_THE TASK_. Find each line with the word "vein" and copy it.

_DATASET CONTENT_.

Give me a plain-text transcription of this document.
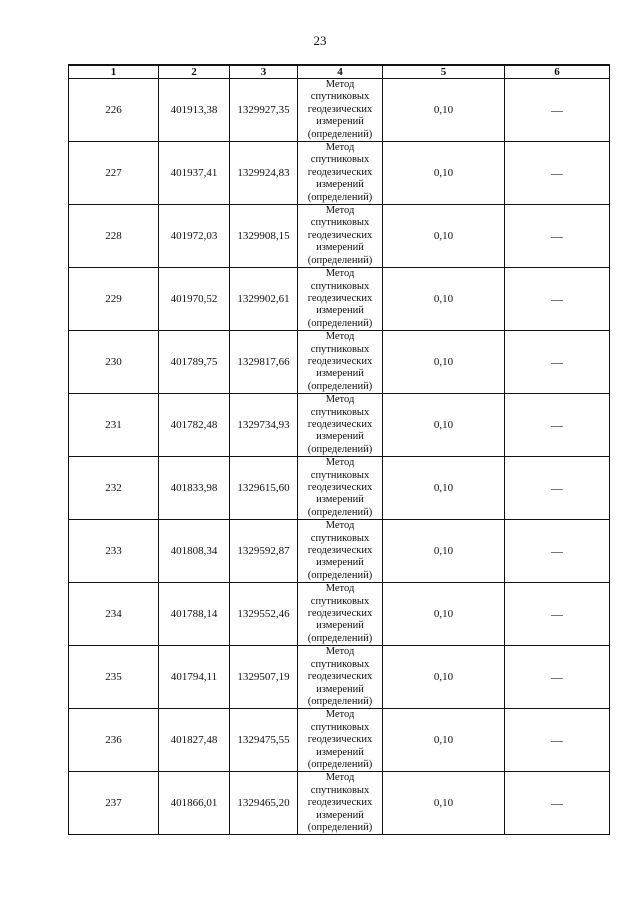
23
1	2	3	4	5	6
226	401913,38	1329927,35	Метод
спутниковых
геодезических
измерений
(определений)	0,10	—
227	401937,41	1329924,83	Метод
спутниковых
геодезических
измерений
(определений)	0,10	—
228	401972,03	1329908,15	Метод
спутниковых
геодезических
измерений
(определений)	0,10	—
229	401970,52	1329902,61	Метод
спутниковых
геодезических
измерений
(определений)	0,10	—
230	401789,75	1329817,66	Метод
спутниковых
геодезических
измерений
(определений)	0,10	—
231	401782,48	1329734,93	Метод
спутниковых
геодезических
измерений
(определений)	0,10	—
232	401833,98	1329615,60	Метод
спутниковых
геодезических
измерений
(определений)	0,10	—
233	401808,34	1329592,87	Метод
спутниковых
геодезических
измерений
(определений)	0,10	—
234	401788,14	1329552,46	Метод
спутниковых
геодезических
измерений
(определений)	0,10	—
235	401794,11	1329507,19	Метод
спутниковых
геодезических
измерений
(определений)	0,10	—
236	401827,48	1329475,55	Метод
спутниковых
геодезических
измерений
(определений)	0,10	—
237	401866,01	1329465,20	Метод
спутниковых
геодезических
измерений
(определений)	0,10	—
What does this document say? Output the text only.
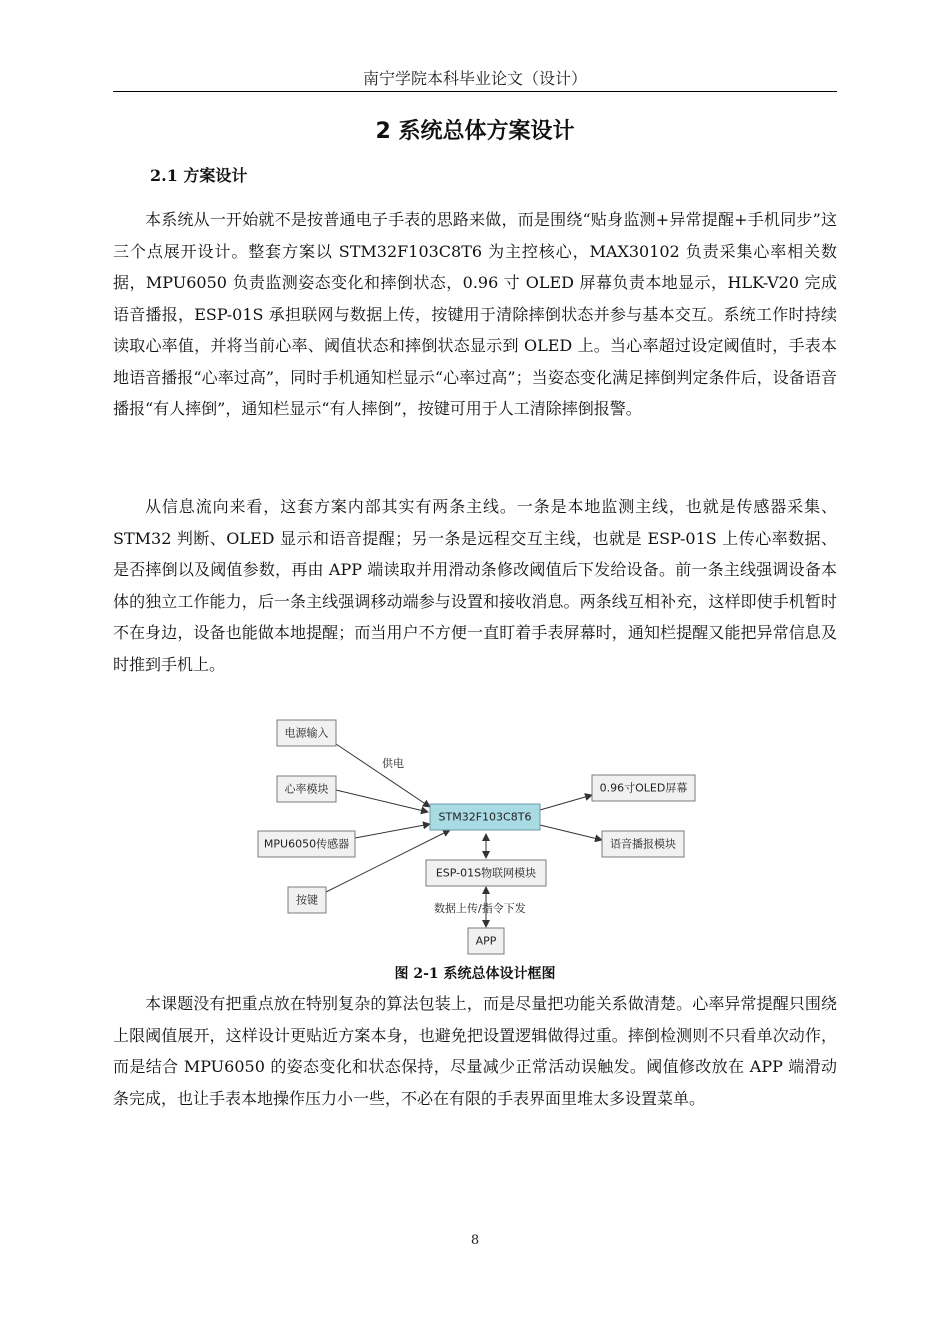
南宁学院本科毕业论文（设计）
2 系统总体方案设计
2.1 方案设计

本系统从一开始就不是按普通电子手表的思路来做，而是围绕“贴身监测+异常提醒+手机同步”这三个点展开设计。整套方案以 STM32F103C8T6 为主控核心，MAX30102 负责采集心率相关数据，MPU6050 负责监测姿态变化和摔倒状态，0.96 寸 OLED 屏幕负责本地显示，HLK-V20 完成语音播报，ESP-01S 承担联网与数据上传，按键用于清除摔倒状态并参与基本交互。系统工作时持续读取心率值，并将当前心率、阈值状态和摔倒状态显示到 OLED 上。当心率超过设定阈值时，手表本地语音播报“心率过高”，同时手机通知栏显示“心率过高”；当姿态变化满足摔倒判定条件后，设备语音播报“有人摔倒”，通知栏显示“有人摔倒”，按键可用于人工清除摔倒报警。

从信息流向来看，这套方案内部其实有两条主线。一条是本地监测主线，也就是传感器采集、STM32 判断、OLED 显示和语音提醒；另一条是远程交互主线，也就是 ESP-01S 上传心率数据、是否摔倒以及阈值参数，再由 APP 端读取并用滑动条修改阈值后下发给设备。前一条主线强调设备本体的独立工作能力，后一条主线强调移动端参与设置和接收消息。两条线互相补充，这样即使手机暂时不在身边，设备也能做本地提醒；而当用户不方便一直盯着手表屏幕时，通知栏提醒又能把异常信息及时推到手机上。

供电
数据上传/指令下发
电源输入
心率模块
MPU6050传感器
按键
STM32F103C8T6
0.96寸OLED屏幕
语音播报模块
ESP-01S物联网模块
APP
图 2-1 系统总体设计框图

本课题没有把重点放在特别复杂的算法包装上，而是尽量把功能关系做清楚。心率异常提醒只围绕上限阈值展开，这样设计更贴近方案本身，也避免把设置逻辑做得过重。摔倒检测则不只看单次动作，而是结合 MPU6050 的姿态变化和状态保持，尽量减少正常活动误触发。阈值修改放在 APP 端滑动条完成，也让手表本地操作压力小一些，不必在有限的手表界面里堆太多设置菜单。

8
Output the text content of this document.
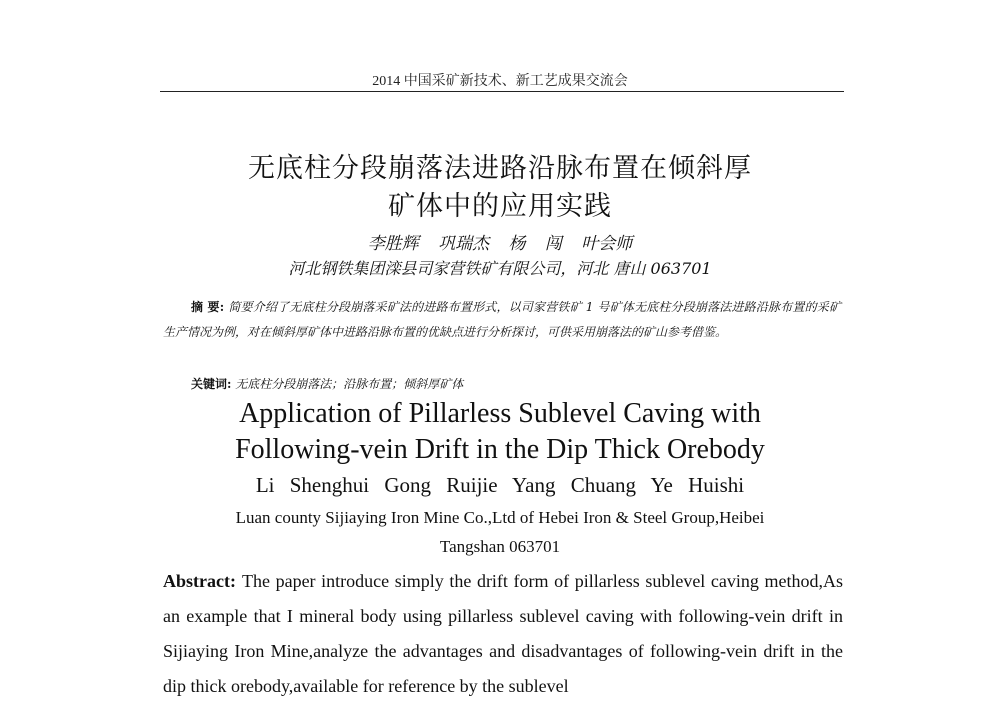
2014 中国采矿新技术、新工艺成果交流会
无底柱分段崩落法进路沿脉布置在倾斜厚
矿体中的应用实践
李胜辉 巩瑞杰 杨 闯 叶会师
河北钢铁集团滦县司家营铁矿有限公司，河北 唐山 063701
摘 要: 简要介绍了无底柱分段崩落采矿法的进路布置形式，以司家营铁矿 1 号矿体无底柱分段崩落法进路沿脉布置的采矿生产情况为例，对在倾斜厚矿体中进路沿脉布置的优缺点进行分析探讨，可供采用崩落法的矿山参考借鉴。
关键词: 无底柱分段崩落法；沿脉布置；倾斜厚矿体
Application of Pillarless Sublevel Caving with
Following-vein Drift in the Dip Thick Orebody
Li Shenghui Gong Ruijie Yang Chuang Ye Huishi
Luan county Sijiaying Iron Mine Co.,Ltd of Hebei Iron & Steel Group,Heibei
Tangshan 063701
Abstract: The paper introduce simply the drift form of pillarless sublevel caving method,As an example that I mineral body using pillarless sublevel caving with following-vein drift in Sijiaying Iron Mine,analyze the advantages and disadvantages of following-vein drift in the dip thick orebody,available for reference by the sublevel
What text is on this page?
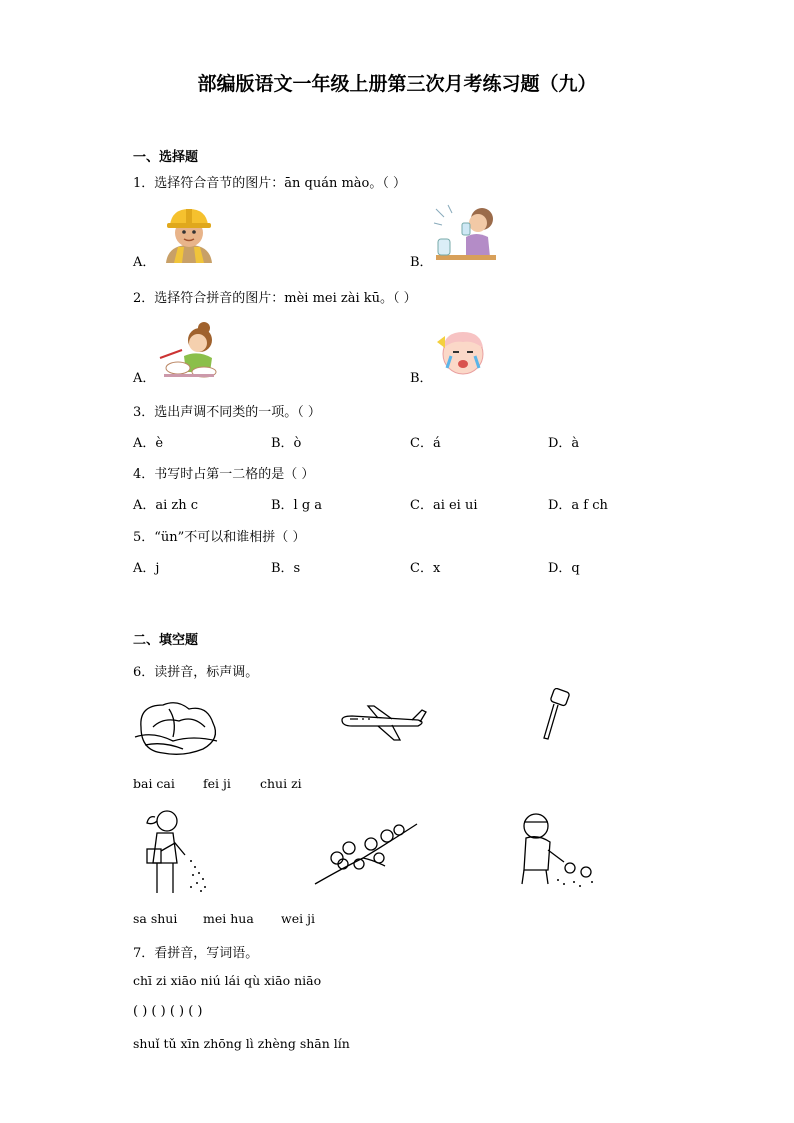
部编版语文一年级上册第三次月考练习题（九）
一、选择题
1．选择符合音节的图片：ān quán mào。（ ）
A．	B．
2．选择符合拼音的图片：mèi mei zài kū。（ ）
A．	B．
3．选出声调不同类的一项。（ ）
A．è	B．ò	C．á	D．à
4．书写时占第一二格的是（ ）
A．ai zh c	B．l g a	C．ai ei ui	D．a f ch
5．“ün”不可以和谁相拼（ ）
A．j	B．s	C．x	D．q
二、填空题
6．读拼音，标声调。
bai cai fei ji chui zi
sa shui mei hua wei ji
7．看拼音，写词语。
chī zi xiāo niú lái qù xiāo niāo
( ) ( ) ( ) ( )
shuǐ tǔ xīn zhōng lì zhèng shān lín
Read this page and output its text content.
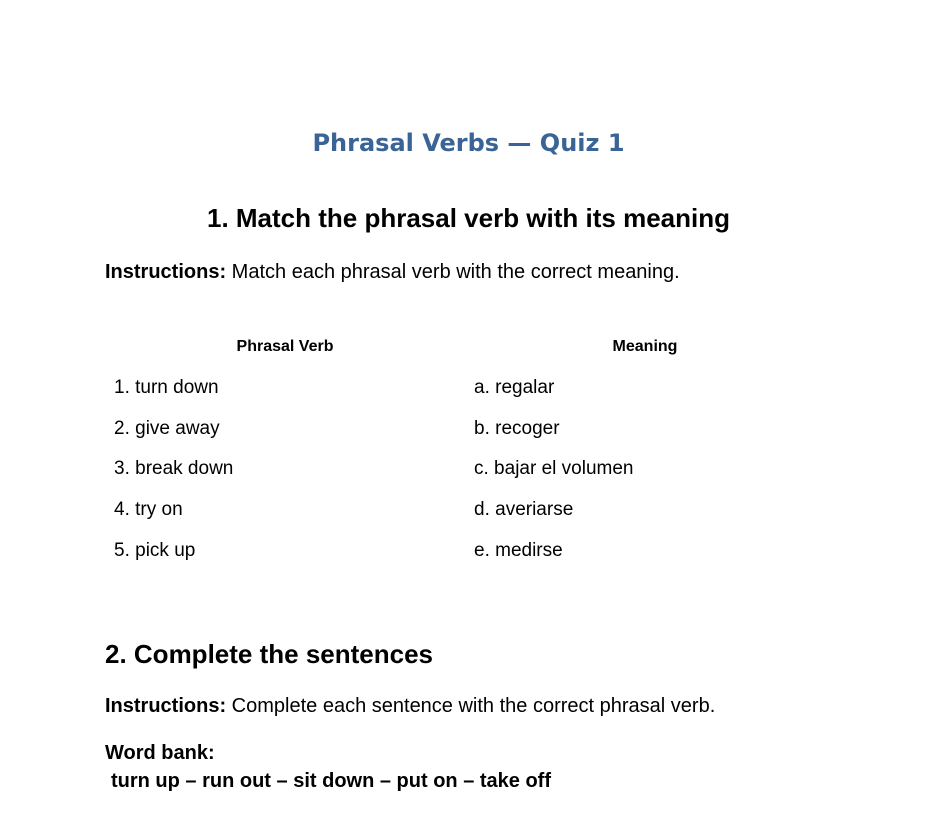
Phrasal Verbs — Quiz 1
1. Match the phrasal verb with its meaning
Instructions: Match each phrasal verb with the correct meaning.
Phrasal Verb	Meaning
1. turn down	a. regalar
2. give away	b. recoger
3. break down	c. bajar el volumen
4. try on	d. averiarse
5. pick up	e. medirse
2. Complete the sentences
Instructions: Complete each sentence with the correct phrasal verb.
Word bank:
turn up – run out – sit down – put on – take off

_EXPECTED ANSWER_.
Following-vein Drift in the Dip Thick Orebody
Abstract: The paper introduce simply the drift form of pillarless sublevel caving method,As an example that I mineral body using pillarless sublevel caving with following-vein drift in Sijiaying Iron Mine,analyze the advantages and disadvantages of following-vein drift in the dip thick orebody,available for reference by the sublevel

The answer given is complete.